Problems:
a. Extract the passage of the kauditd thread starting at "On Thu, Apr" and ending at "That shouldn't happen.", copied verbatim.
b. Decide whether each statement below agrees with the kauditd thread, giving yes or no plus the deciding words quoted exactly: (i) the patch deletes a spinlock field from struct auditd_connection; (ii) the patched kernel was booted in a VM five times; (iii) Paul Moore has seen several reports like this one.

─── Selection

Re: Boot regression caused by kauditd

From: Cong Wang
Date: Thu Apr 27 2017 - 17:35:37 EST


On Thu, Apr 27, 2017 at 1:31 PM, Cong Wang <xiyou.wangcong@xxxxxxxxx> wrote:
> On Wed, Apr 26, 2017 at 2:20 PM, Paul Moore <paul@xxxxxxxxxxxxxx> wrote:
>> Thanks for the report, this is the only one like it that I've seen.
>> I'm looking at the code in Linus' tree and I'm not seeing anything
>> obvious ... looking at the trace above it appears that the problem is
>> when get_net() goes to bump the refcount and the passed net pointer is
>> NULL; unless I'm missing something, the only way this would happen in
>> kauditd_thread() is if the auditd_conn.pid value is non-zero but the
>> auditd_conn.net pointer is NULL.
>>
>> That shouldn't happen.
>>
>
> Looking at the code that reads/writes the global auditd_conn,
> I don't see how it even works with RCU+spinlock, RCU plays
> with pointers and you have to make a copy as its name implies.
> But it looks like you simply use RCU+spinlock as a traditional
> rwlock, it doesn't work.

The attached patch seems working for me, I tried to boot my
VM for 4 times, so far no crash or warning.

Please let me know if it looks reasonable to you.
diff --git a/kernel/audit.c b/kernel/audit.c
index a871bf8..182d31b 100644
--- a/kernel/audit.c
+++ b/kernel/audit.c
@@ -110,7 +110,6 @@ struct audit_net {
* @pid: auditd PID
* @portid: netlink portid
* @net: the associated network namespace
- * @lock: spinlock to protect write access
*
* Description:
* This struct is RCU protected; you must either hold the RCU lock for reading
@@ -120,8 +119,9 @@ static struct auditd_connection {
int pid;
u32 portid;
struct net *net;
- spinlock_t lock;
-} auditd_conn;
+ struct rcu_head rcu;
+} *auditd_conn;
+static DEFINE_SPINLOCK(auditd_conn_lock);

/* If audit_rate_limit is non-zero, limit the rate of sending audit records
* to that number per second. This prevents DoS attacks, but results in
@@ -223,9 +223,11 @@ struct audit_reply {
int auditd_test_task(const struct task_struct *task)

──────
─── Entries provided

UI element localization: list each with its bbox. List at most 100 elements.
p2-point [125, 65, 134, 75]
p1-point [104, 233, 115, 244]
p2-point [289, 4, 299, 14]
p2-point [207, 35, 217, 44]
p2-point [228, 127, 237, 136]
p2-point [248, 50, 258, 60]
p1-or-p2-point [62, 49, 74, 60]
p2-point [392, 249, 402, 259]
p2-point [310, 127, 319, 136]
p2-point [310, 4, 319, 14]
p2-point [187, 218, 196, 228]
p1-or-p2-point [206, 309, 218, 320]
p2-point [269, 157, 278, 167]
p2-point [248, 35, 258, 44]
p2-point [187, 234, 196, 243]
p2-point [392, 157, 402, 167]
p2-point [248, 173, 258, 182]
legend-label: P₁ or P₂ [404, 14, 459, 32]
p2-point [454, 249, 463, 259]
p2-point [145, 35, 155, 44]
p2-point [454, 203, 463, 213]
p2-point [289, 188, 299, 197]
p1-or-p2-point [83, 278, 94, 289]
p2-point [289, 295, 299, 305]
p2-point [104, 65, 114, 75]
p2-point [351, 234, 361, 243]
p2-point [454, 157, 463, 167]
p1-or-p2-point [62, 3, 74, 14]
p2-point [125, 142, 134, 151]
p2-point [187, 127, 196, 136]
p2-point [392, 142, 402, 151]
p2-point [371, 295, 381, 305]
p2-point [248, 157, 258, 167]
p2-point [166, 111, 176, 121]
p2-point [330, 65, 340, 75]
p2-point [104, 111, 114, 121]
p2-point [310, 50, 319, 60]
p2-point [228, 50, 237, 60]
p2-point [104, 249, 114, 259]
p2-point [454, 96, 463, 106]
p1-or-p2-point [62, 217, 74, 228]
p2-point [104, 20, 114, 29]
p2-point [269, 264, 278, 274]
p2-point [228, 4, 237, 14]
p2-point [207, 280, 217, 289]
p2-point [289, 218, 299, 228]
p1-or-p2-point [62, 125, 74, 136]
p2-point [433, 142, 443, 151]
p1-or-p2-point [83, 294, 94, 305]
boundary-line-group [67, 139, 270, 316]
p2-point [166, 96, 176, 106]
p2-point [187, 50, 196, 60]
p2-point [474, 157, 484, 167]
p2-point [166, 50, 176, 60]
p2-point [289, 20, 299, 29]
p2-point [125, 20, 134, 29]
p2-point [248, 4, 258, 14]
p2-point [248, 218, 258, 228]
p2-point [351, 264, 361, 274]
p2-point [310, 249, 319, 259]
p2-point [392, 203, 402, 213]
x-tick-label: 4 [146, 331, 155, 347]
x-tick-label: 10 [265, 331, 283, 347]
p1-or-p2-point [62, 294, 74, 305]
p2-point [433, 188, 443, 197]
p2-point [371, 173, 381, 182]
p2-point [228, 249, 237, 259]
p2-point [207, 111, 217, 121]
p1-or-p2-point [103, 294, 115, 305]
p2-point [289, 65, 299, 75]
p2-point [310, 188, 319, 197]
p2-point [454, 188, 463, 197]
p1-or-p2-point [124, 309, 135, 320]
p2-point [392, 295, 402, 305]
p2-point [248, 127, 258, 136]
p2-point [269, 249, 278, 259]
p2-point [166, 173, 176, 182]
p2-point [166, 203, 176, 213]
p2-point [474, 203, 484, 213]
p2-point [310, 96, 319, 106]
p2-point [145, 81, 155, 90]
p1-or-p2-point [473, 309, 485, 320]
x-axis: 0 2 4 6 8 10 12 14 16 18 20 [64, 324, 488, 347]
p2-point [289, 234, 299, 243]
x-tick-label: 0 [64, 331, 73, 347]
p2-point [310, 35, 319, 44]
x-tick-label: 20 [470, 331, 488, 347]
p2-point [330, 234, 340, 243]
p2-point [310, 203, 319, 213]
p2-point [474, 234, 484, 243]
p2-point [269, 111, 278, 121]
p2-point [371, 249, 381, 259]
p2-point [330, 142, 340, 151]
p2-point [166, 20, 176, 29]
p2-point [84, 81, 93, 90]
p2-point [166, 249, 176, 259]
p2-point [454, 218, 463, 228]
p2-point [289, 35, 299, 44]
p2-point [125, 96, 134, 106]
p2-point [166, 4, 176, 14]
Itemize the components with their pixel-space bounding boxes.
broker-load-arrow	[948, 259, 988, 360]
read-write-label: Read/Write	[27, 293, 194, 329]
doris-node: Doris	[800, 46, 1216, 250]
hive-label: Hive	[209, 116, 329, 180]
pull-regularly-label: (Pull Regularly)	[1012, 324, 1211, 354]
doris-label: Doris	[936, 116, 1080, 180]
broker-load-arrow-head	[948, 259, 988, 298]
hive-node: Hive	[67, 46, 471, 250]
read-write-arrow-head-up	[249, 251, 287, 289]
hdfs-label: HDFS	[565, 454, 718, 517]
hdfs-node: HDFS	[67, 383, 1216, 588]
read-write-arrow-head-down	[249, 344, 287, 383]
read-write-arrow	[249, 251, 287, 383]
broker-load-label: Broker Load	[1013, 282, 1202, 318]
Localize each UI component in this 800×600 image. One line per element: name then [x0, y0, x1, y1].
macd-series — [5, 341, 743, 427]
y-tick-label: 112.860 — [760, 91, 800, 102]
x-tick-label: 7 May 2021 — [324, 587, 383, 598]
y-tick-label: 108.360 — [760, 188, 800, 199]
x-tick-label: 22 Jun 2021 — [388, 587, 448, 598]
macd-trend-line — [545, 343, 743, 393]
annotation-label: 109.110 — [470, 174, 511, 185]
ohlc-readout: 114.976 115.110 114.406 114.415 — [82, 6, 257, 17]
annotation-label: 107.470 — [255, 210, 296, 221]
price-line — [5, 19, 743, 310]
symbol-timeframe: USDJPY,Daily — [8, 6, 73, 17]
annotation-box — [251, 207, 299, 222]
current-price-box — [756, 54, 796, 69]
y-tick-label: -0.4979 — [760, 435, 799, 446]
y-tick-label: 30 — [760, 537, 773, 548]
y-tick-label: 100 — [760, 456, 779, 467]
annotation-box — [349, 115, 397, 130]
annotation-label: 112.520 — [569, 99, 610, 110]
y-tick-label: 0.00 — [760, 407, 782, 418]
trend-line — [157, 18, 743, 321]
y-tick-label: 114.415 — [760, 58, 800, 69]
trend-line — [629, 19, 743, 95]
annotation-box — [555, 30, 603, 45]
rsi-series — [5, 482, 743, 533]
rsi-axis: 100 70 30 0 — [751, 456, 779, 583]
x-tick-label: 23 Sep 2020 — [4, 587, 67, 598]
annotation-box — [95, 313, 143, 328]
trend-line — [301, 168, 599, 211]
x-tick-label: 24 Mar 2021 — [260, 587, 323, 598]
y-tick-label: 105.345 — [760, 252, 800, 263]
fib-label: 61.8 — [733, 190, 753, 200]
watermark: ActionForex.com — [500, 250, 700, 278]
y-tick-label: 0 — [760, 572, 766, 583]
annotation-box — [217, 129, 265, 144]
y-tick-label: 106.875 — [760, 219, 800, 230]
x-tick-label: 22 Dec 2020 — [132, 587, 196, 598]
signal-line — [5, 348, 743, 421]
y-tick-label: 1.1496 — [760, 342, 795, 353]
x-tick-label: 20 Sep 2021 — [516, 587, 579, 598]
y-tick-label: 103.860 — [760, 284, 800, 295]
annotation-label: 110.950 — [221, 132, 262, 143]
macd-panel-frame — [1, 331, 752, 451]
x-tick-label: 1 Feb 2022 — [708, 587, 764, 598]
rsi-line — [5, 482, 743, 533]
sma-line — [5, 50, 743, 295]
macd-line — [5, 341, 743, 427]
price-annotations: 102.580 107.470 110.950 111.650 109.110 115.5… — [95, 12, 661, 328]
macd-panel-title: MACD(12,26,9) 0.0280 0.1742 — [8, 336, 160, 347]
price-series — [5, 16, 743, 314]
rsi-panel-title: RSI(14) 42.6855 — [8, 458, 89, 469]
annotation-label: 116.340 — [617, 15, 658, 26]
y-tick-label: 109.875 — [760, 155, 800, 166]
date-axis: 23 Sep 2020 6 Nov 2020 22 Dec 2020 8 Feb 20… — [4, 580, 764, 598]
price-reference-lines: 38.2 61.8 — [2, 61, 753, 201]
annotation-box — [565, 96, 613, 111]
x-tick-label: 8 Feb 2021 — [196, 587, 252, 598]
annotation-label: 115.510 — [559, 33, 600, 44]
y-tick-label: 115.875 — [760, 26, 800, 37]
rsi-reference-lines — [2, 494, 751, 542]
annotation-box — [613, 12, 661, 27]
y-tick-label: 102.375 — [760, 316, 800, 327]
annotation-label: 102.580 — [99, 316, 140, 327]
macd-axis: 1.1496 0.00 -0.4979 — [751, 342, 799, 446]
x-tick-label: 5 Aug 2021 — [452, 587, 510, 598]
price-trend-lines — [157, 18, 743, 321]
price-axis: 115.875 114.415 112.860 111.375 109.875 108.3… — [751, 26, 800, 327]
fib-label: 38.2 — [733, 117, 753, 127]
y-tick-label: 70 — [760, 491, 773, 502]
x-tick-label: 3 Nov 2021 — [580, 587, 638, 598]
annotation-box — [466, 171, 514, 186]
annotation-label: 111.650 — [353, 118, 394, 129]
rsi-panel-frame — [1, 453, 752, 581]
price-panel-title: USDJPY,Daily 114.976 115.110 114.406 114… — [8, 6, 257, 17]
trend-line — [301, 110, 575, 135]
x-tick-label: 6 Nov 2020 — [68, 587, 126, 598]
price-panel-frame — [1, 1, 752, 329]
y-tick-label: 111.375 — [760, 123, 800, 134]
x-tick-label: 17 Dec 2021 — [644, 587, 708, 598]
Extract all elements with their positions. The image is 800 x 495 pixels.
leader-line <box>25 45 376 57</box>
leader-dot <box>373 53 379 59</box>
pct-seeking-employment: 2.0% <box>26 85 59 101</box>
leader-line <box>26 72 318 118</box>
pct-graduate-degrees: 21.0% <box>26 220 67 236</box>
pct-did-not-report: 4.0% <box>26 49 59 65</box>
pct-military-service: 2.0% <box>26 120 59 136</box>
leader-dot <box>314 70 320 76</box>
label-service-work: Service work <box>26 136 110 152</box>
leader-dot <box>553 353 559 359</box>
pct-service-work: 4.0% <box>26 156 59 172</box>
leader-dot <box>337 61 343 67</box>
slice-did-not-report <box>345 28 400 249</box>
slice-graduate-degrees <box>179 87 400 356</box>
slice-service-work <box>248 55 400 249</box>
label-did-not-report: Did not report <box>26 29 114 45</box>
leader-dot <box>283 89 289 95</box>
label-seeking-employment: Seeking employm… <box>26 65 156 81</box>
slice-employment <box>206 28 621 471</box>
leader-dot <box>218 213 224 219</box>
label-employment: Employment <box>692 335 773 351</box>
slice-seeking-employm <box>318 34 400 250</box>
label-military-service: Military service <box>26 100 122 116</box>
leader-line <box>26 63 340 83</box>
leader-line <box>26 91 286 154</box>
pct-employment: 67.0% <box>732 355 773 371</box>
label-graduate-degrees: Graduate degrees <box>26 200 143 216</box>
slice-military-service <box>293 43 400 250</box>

──────

Exercise answers:
a.
On Thu, Apr 27, 2017 at 1:31 PM, Cong Wang <xiyou.wangcong@xxxxxxxxx> wrote:
> On Wed, Apr 26, 2017 at 2:20 PM, Paul Moore <paul@xxxxxxxxxxxxxx> wrote:
>> Thanks for the report, this is the only one like it that I've seen.
>> I'm looking at the code in Linus' tree and I'm not seeing anything
>> obvious ... looking at the trace above it appears that the problem is
>> when get_net() goes to bump the refcount and the passed net pointer is
>> NULL; unless I'm missing something, the only way this would happen in
>> kauditd_thread() is if the auditd_conn.pid value is non-zero but the
>> auditd_conn.net pointer is NULL.
>>
>> That shouldn't happen.

b.
(i) Yes: "- spinlock_t lock;"
(ii) No: "I tried to boot my VM for 4 times"
(iii) No: "this is the only one like it that I've seen."